"""

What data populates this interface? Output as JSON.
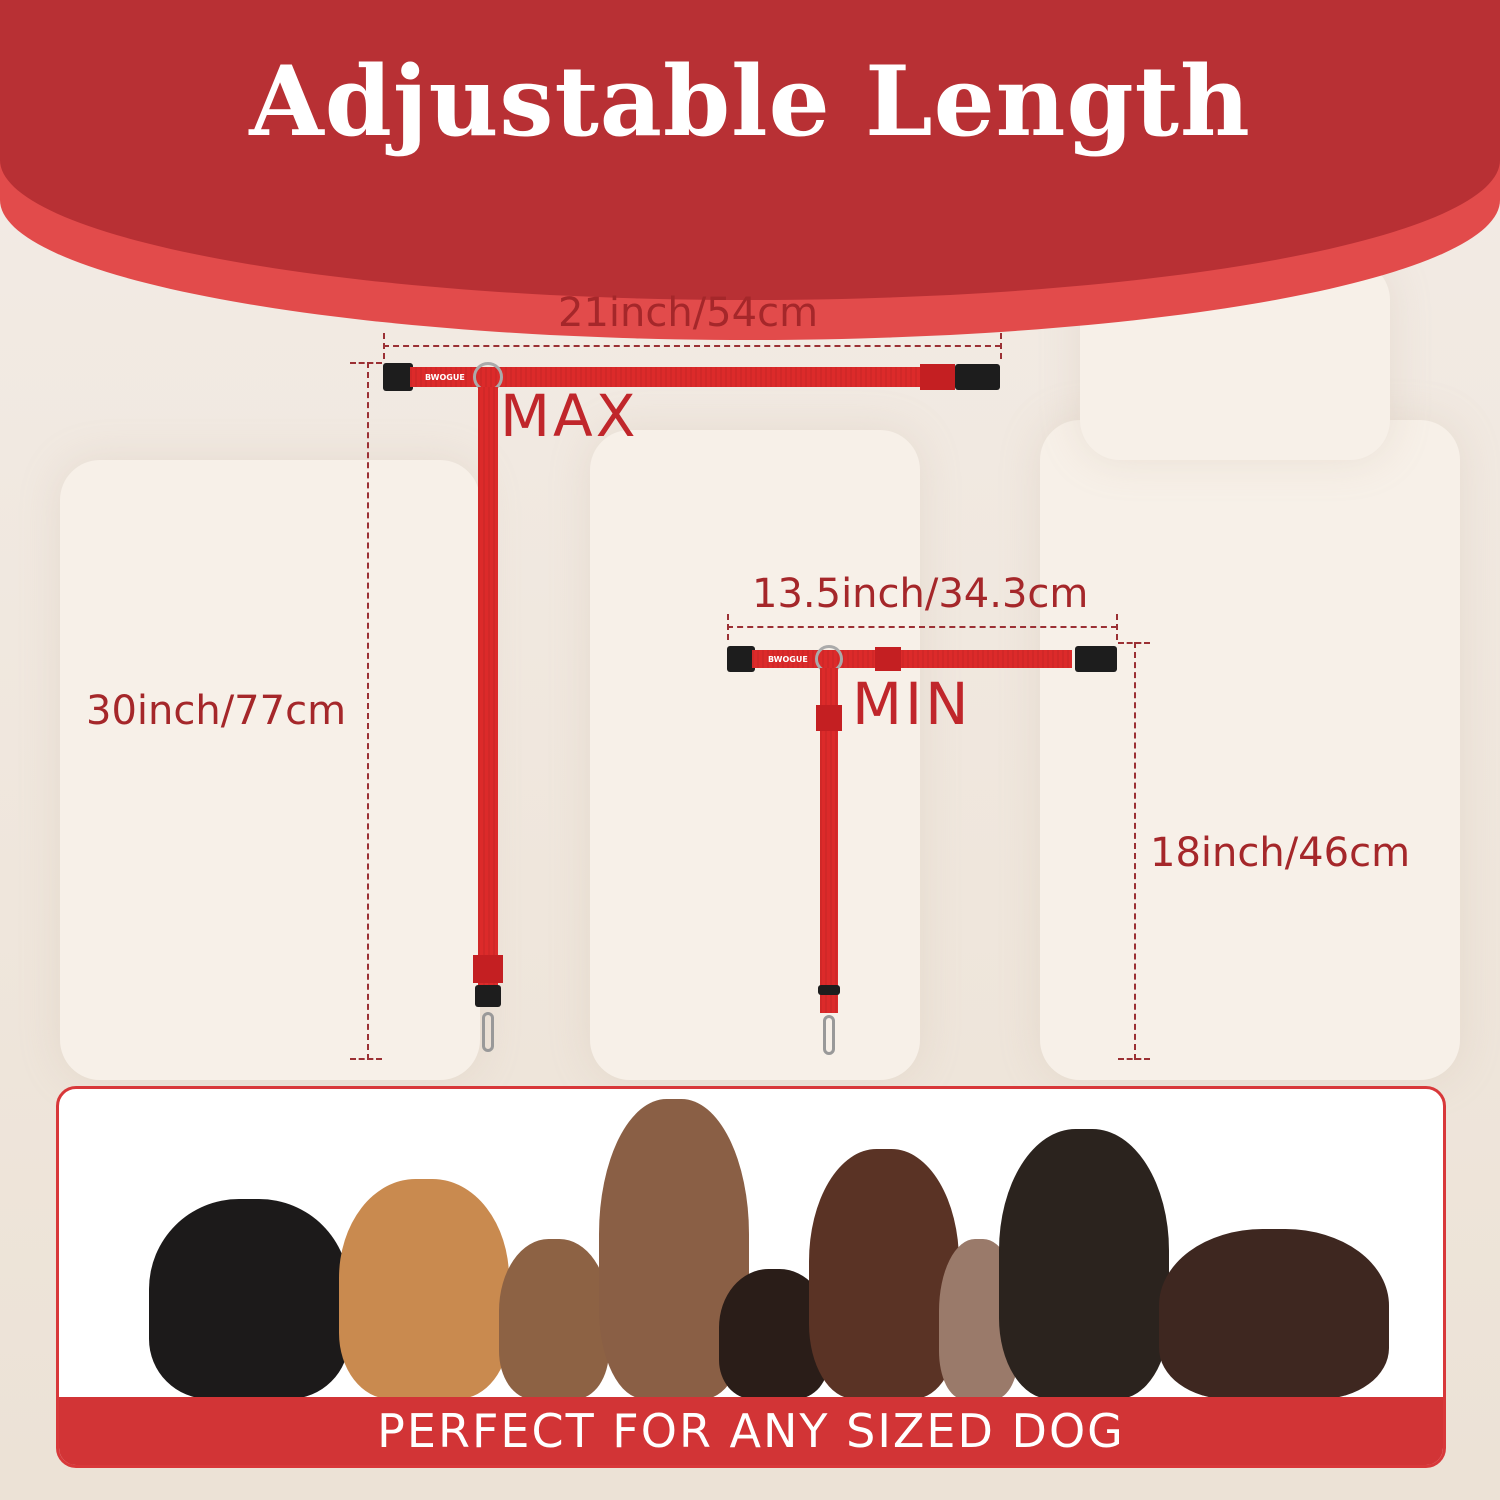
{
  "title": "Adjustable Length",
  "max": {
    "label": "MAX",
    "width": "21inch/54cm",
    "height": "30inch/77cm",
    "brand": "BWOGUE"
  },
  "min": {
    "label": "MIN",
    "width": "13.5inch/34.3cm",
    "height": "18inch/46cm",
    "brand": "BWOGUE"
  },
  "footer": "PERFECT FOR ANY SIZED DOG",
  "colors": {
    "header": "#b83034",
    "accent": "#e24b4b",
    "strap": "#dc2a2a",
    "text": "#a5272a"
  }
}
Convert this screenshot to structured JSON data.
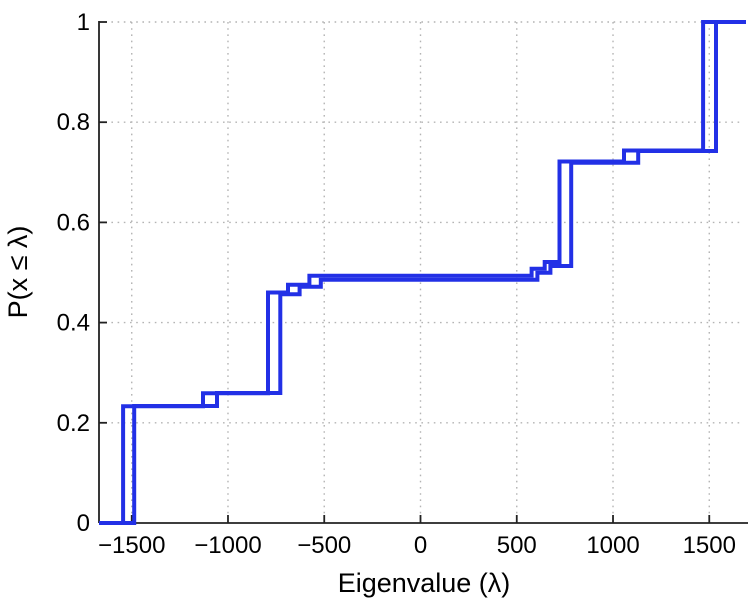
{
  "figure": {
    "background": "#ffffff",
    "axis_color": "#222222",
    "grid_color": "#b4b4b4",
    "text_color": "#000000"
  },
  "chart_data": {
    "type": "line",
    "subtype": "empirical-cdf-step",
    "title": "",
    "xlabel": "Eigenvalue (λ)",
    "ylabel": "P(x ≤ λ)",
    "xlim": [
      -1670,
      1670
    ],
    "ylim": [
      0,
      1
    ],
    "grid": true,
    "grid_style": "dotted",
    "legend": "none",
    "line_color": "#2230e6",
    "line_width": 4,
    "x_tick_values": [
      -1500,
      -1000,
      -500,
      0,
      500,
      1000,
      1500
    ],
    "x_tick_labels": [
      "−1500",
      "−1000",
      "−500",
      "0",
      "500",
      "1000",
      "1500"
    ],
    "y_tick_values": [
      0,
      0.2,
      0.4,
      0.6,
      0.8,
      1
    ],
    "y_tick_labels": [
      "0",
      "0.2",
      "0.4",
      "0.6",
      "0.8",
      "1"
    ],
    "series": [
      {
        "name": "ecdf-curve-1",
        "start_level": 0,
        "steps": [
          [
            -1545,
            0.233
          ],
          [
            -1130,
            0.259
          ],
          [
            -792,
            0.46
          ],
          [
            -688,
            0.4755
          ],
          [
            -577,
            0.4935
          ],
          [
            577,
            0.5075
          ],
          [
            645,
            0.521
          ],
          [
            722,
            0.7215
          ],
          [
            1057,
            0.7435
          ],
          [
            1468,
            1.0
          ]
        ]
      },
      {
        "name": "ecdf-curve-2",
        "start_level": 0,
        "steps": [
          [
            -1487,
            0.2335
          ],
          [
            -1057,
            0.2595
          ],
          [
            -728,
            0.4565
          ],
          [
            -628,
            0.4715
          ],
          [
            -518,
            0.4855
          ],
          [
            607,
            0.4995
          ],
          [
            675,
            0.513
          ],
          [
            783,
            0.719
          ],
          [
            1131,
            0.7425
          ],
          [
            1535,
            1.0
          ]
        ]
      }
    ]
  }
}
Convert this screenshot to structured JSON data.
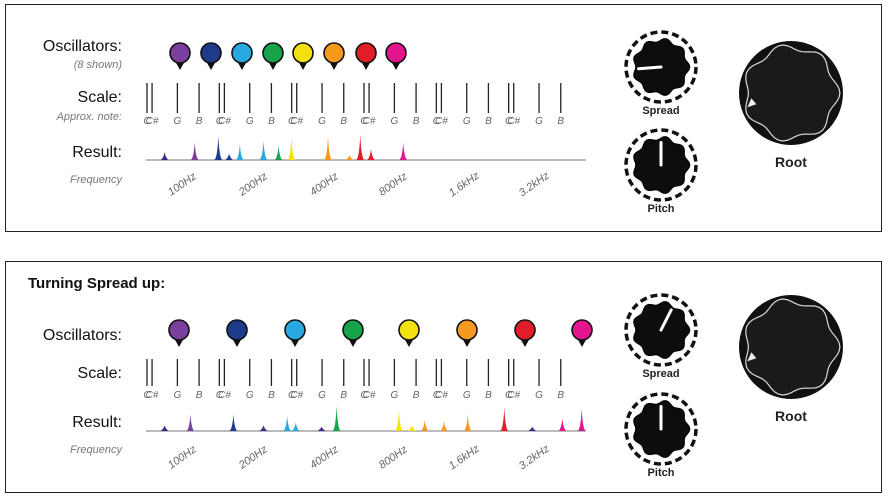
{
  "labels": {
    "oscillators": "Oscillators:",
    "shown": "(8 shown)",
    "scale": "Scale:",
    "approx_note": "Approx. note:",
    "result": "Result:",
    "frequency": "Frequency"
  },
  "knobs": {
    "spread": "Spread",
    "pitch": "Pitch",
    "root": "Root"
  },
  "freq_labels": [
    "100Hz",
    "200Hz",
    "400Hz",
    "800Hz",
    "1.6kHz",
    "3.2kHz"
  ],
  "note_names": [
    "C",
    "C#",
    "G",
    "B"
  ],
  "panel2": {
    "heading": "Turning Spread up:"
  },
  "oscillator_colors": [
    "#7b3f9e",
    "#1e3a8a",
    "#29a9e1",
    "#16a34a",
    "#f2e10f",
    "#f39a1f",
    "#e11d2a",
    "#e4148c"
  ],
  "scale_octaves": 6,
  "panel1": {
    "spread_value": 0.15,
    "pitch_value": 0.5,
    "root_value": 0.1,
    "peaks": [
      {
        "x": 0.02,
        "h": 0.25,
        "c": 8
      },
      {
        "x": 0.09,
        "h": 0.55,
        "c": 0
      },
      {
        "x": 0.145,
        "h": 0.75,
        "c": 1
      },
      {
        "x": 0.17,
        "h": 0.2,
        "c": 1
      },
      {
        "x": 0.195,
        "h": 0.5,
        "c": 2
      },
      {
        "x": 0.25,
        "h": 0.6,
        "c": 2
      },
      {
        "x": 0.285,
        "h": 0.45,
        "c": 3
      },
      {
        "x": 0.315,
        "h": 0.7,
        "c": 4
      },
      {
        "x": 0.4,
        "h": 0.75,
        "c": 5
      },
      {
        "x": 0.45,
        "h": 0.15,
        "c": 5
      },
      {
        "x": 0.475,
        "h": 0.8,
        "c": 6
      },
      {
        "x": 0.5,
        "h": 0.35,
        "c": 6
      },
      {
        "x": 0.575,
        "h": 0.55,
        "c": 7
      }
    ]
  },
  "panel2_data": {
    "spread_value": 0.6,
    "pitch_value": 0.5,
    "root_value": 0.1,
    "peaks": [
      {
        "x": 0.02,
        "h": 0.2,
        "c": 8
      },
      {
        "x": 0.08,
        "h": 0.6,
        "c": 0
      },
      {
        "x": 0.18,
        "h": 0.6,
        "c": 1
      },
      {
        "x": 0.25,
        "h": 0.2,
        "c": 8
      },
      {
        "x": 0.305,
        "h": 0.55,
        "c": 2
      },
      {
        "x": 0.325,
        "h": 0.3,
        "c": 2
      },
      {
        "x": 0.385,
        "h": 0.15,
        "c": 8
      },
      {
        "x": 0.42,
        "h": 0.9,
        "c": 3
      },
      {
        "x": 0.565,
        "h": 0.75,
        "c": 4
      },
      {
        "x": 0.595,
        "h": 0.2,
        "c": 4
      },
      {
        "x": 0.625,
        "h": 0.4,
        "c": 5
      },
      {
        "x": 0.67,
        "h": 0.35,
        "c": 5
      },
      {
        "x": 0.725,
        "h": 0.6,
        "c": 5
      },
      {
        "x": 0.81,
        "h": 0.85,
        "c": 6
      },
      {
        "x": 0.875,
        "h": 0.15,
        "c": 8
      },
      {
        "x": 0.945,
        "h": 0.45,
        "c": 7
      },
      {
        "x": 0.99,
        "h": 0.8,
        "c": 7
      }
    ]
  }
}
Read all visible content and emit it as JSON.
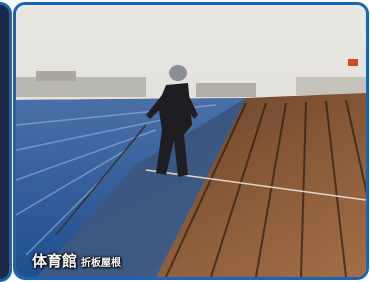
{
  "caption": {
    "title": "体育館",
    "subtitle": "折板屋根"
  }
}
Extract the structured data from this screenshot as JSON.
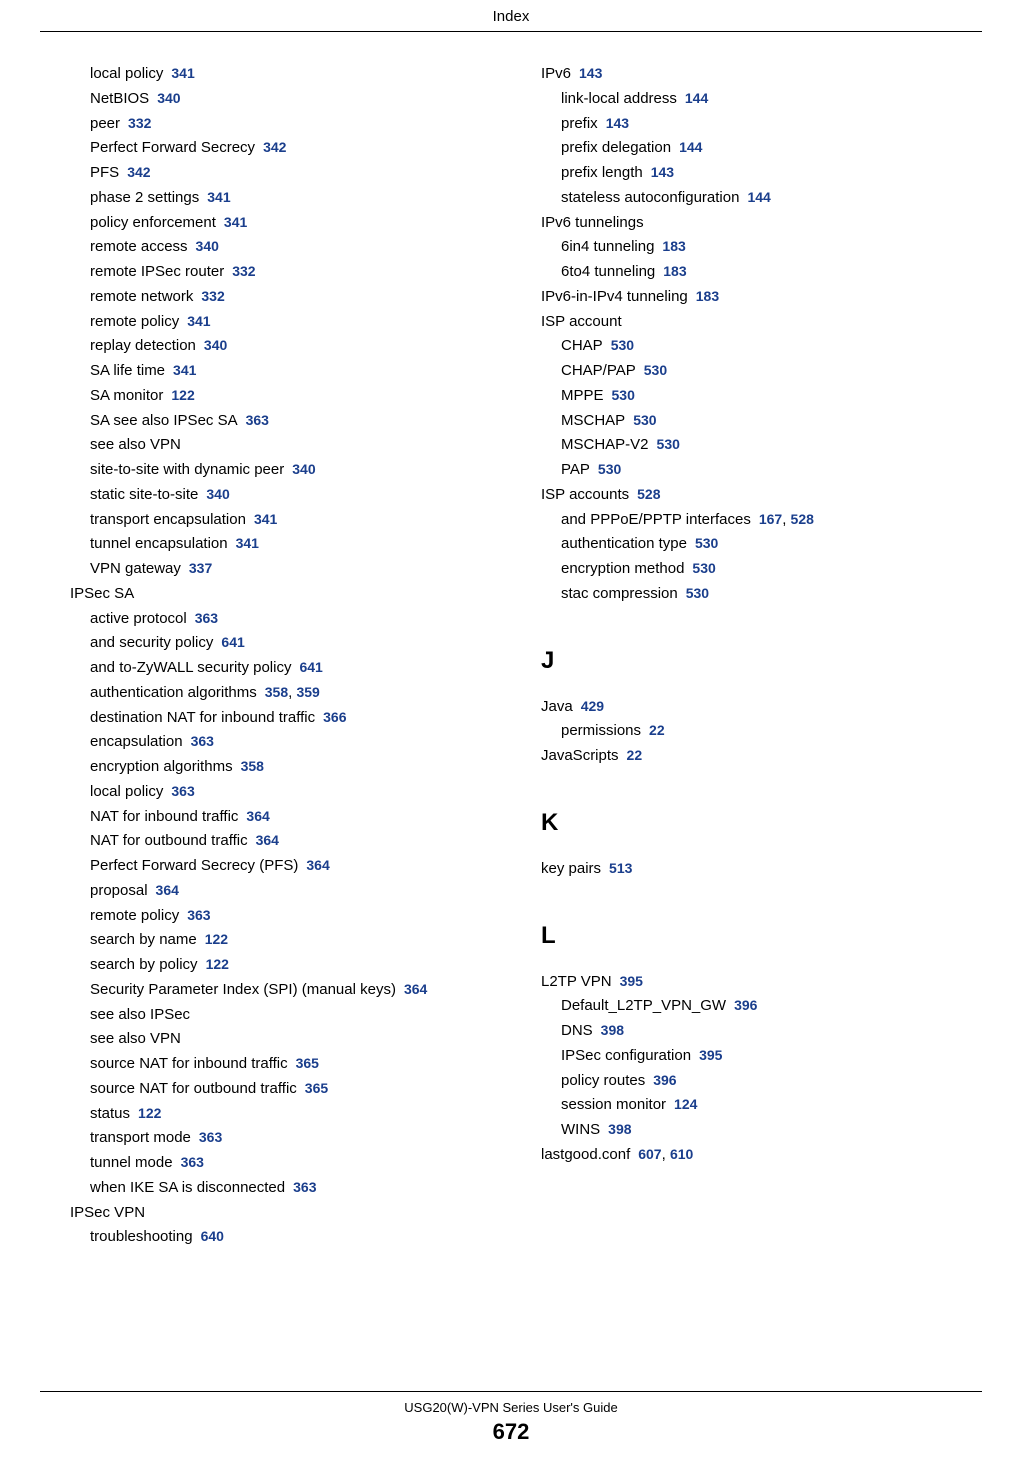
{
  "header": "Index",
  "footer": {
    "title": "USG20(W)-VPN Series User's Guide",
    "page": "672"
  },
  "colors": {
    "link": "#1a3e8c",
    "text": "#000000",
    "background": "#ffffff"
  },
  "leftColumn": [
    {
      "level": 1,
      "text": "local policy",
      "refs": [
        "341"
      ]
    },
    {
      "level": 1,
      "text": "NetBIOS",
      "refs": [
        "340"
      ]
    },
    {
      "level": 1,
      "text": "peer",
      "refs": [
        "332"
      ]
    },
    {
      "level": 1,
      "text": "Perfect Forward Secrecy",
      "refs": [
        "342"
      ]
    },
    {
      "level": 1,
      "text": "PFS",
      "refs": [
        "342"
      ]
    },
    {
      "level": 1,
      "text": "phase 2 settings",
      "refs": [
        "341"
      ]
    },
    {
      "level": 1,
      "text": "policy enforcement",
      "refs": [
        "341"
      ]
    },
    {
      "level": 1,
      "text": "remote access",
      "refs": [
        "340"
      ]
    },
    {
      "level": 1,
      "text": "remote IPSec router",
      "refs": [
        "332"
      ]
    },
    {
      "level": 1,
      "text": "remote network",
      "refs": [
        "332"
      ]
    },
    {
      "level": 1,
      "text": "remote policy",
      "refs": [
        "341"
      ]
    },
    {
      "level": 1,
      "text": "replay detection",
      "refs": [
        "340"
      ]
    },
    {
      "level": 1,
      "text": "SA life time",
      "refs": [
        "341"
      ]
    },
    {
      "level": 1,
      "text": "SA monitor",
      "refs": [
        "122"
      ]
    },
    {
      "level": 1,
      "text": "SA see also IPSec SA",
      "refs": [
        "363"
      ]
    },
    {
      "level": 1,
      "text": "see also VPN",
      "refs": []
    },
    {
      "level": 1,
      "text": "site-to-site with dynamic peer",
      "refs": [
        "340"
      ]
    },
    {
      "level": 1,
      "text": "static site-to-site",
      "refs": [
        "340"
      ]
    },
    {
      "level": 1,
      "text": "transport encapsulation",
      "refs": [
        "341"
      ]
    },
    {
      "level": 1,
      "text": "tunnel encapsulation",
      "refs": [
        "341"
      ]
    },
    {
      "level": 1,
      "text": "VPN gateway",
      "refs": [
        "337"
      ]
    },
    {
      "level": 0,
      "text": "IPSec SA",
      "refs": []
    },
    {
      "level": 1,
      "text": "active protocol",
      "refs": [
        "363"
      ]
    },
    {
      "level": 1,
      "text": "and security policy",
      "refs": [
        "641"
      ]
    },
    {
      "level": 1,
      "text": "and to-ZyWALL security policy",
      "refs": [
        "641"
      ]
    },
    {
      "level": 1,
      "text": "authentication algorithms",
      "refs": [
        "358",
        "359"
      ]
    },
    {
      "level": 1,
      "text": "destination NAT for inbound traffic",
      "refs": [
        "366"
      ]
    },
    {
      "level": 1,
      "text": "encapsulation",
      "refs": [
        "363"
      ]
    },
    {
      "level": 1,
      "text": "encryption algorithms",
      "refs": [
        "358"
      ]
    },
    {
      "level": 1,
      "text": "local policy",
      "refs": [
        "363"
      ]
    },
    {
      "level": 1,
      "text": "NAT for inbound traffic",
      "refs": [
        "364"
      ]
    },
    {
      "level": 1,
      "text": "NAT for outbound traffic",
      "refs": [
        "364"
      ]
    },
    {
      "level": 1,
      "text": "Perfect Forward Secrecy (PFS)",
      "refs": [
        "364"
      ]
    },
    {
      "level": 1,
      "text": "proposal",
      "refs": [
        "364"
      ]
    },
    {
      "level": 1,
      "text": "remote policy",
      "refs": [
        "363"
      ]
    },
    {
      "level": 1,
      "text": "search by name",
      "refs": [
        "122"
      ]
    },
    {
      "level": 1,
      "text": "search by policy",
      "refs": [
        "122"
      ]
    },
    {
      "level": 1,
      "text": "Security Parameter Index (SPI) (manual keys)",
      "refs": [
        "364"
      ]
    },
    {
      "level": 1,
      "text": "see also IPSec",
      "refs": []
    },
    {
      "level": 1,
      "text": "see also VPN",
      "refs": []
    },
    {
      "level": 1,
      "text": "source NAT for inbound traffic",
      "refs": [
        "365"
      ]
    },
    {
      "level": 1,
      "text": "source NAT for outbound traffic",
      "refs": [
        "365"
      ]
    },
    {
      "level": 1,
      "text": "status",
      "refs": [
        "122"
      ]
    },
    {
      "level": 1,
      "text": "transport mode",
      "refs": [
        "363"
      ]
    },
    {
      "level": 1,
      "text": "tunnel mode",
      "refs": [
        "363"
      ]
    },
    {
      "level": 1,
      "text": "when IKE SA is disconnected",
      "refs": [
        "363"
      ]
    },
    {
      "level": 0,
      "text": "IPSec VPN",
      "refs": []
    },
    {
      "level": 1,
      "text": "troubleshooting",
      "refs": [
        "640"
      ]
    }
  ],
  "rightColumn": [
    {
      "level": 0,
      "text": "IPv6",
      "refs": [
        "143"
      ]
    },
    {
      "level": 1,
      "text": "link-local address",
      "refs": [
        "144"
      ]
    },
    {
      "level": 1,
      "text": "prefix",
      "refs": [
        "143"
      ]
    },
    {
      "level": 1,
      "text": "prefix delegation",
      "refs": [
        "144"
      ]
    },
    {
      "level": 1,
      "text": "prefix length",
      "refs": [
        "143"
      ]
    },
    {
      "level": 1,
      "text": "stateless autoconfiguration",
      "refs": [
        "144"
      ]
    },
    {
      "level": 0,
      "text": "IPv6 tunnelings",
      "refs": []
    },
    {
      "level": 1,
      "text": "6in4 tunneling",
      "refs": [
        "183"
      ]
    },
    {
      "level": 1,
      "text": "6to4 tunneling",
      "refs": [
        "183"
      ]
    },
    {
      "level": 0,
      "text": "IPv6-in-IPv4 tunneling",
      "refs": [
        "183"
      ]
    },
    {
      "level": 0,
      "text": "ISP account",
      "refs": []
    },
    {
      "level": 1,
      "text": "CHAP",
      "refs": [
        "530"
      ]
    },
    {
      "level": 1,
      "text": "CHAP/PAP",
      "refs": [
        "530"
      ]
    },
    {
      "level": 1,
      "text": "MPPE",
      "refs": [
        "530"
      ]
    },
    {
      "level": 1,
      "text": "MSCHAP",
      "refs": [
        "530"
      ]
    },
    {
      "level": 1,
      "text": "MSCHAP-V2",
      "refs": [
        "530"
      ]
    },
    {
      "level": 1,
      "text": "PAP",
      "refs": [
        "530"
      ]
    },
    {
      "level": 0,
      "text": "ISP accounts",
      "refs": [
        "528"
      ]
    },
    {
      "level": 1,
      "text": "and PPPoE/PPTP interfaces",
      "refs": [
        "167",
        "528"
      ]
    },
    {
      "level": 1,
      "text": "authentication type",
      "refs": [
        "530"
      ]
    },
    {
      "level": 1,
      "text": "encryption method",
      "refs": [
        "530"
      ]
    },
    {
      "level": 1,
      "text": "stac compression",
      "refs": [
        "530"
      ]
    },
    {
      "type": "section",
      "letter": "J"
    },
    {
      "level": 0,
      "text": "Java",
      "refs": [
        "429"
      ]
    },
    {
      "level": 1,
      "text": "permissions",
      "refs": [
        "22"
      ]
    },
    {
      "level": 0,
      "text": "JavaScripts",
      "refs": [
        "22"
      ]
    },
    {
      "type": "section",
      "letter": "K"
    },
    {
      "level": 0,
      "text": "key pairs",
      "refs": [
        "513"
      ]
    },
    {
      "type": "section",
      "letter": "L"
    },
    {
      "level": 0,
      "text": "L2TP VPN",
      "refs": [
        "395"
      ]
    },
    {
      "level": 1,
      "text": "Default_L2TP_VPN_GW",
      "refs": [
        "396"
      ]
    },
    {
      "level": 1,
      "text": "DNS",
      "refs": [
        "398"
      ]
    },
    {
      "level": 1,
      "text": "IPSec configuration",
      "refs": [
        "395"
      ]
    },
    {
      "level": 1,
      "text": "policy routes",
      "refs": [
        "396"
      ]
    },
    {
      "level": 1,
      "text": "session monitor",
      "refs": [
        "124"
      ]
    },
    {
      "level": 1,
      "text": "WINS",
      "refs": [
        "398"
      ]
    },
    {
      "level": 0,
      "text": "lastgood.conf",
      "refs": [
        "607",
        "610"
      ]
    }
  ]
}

"""

> **Exercise objective**:
Find the lines above that contain the word "background" and collect them.

> **Problem solution**:
    "background": "#ffffff",
    "background": "#ffffff"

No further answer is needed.